Please count the lines in the listing below that contain the word "Level" and reply with only that number.

### PROVIDED ENTRIES
___

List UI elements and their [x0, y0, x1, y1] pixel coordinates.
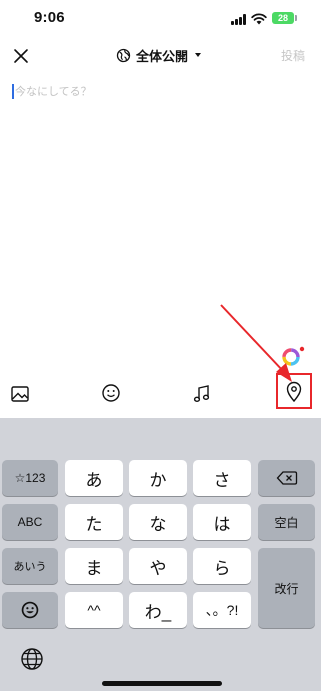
key-return[interactable]: 改行	[258, 548, 315, 628]
key-sa[interactable]: さ	[193, 460, 251, 496]
key-punctuation[interactable]: 、。?!	[193, 592, 251, 628]
globe-icon	[116, 48, 131, 62]
emoji-button[interactable]	[99, 381, 123, 405]
audience-label: 全体公開	[136, 48, 189, 64]
key-na[interactable]: な	[129, 504, 187, 540]
post-button[interactable]: 投稿	[281, 47, 305, 64]
key-numbers[interactable]: ☆123	[2, 460, 58, 496]
key-abc[interactable]: ABC	[2, 504, 58, 540]
highlight-box	[276, 373, 312, 409]
key-ha[interactable]: は	[193, 504, 251, 540]
battery-icon: 28	[272, 12, 294, 24]
music-icon	[193, 385, 210, 403]
key-ka[interactable]: か	[129, 460, 187, 496]
key-ya[interactable]: や	[129, 548, 187, 584]
key-wa[interactable]: わ_	[129, 592, 187, 628]
globe-keyboard-icon[interactable]	[20, 647, 44, 671]
emoji-icon	[21, 601, 39, 619]
status-time: 9:06	[34, 9, 65, 26]
wifi-icon	[251, 13, 267, 25]
audience-selector[interactable]: 全体公開	[116, 45, 202, 65]
backspace-icon	[276, 471, 297, 485]
key-ta[interactable]: た	[65, 504, 123, 540]
text-cursor	[12, 84, 14, 99]
emoji-icon	[102, 384, 120, 402]
key-emoji[interactable]	[2, 592, 58, 628]
music-button[interactable]	[190, 382, 214, 406]
home-indicator	[102, 681, 222, 686]
cellular-signal-icon	[231, 14, 247, 25]
key-dakuten[interactable]: ^^	[65, 592, 123, 628]
keyboard: ☆123 あ か さ ABC た な は 空白 あいう ま や ら 改行 ^^ …	[0, 418, 321, 691]
chevron-down-icon	[195, 53, 202, 57]
key-backspace[interactable]	[258, 460, 315, 496]
key-space[interactable]: 空白	[258, 504, 315, 540]
image-icon	[11, 386, 29, 402]
compose-input[interactable]	[15, 84, 295, 100]
key-a[interactable]: あ	[65, 460, 123, 496]
close-button[interactable]	[8, 43, 34, 69]
image-button[interactable]	[8, 382, 32, 406]
battery-cap	[295, 15, 297, 21]
key-hiragana[interactable]: あいう	[2, 548, 58, 584]
key-ma[interactable]: ま	[65, 548, 123, 584]
key-ra[interactable]: ら	[193, 548, 251, 584]
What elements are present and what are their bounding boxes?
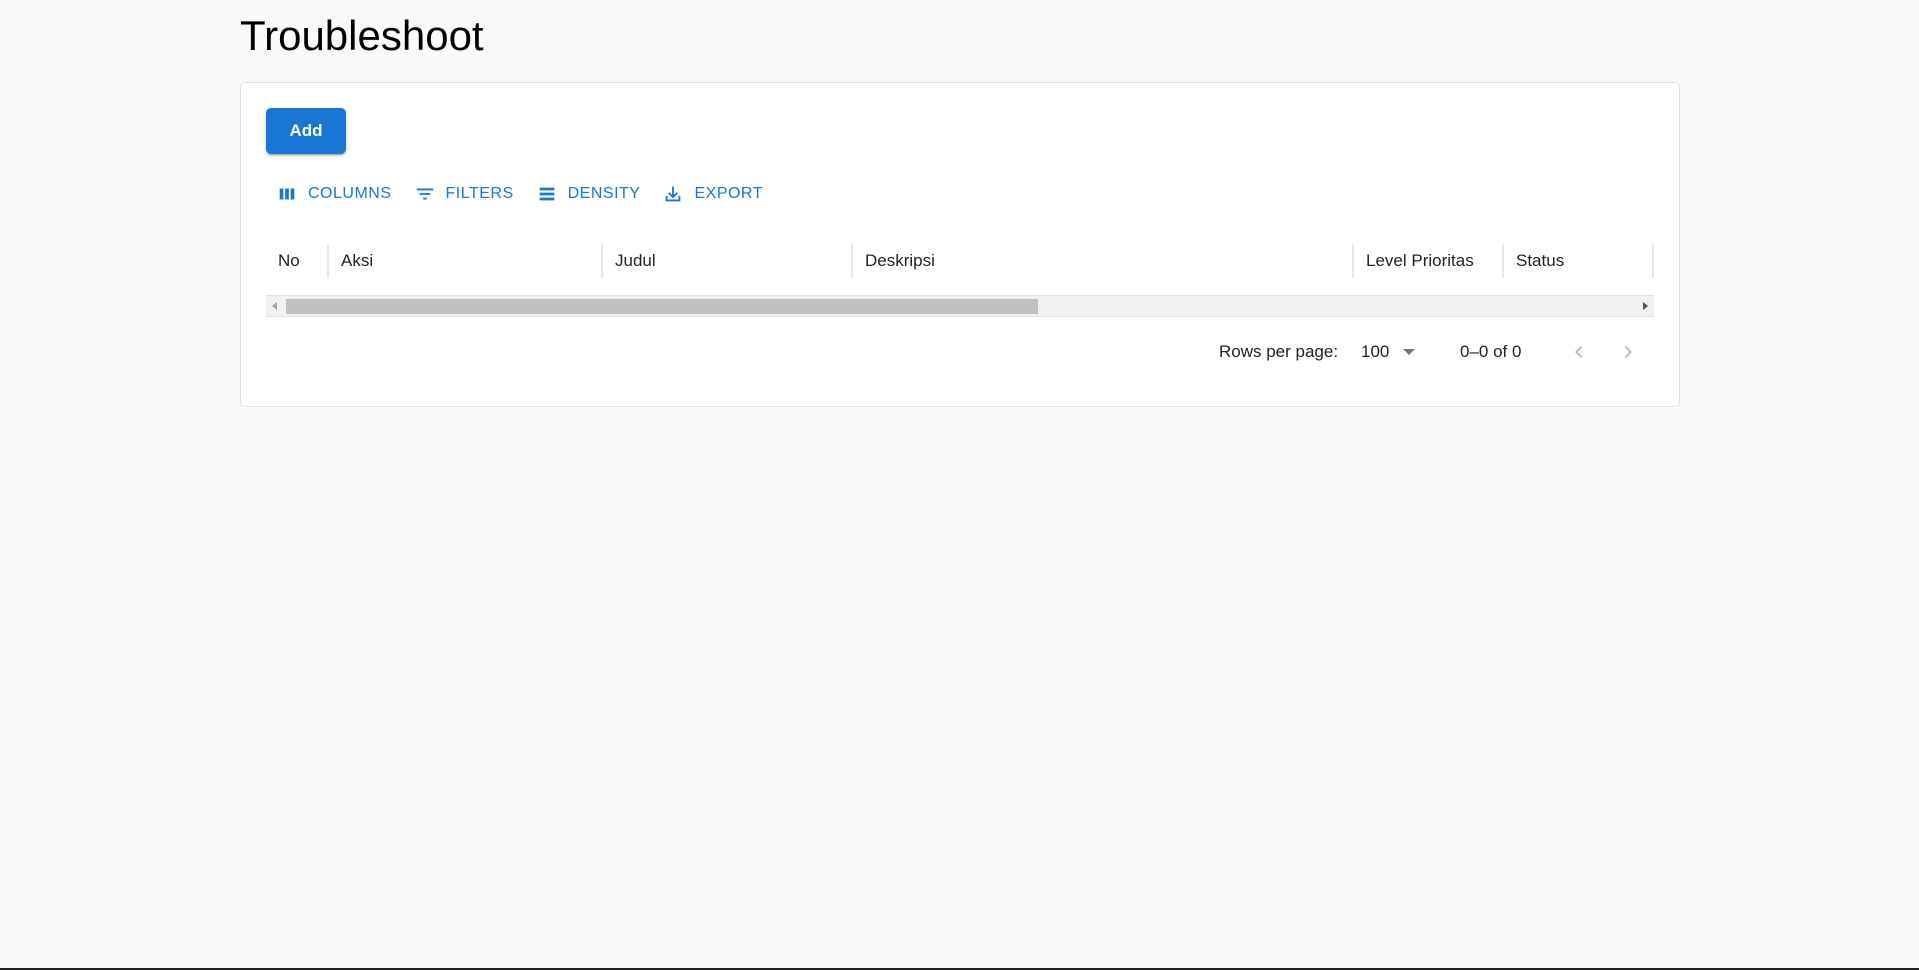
column-header-level-prioritas[interactable]: Level Prioritas [1354,227,1504,295]
density-label: DENSITY [567,185,641,202]
column-header-no[interactable]: No [266,227,329,295]
export-button[interactable]: EXPORT [652,177,773,211]
column-header-status[interactable]: Status [1504,227,1654,295]
add-button[interactable]: Add [266,108,346,154]
columns-button[interactable]: COLUMNS [266,177,402,211]
filters-button[interactable]: FILTERS [404,177,524,211]
column-header-judul[interactable]: Judul [603,227,853,295]
download-icon [666,186,681,202]
columns-label: COLUMNS [308,185,392,202]
data-grid-card: Add COLUMNS FILTERS DENSITY EXPORT No Ak… [240,82,1680,407]
scroll-right-arrow-icon[interactable] [1643,302,1648,310]
data-grid: No Aksi Judul Deskripsi Level Prioritas … [266,227,1654,317]
pagination-range: 0–0 of 0 [1460,342,1522,361]
rows-per-page-select[interactable]: 100 [1361,342,1416,362]
filter-icon [416,188,433,200]
page-title: Troubleshoot [240,12,484,59]
chevron-left-icon [1575,346,1583,358]
column-header-aksi[interactable]: Aksi [329,227,603,295]
horizontal-scrollbar[interactable] [266,295,1654,317]
rows-per-page-label: Rows per page: [1219,342,1339,361]
scroll-left-arrow-icon[interactable] [272,302,277,310]
pagination: Rows per page: 100 0–0 of 0 [241,335,1679,369]
chevron-right-icon [1624,346,1632,358]
scrollbar-thumb[interactable] [286,299,1038,314]
column-header-deskripsi[interactable]: Deskripsi [853,227,1354,295]
dropdown-caret-icon [1403,349,1416,355]
filters-label: FILTERS [445,185,514,202]
columns-icon [279,188,295,200]
density-button[interactable]: DENSITY [526,177,651,211]
column-headers: No Aksi Judul Deskripsi Level Prioritas … [266,227,1654,295]
export-label: EXPORT [694,185,763,202]
grid-toolbar: COLUMNS FILTERS DENSITY EXPORT [266,177,775,211]
next-page-button[interactable] [1613,337,1643,367]
rows-per-page-value: 100 [1361,342,1390,361]
previous-page-button[interactable] [1564,337,1594,367]
density-icon [539,187,554,201]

___

### EXERCISE ANSWER
3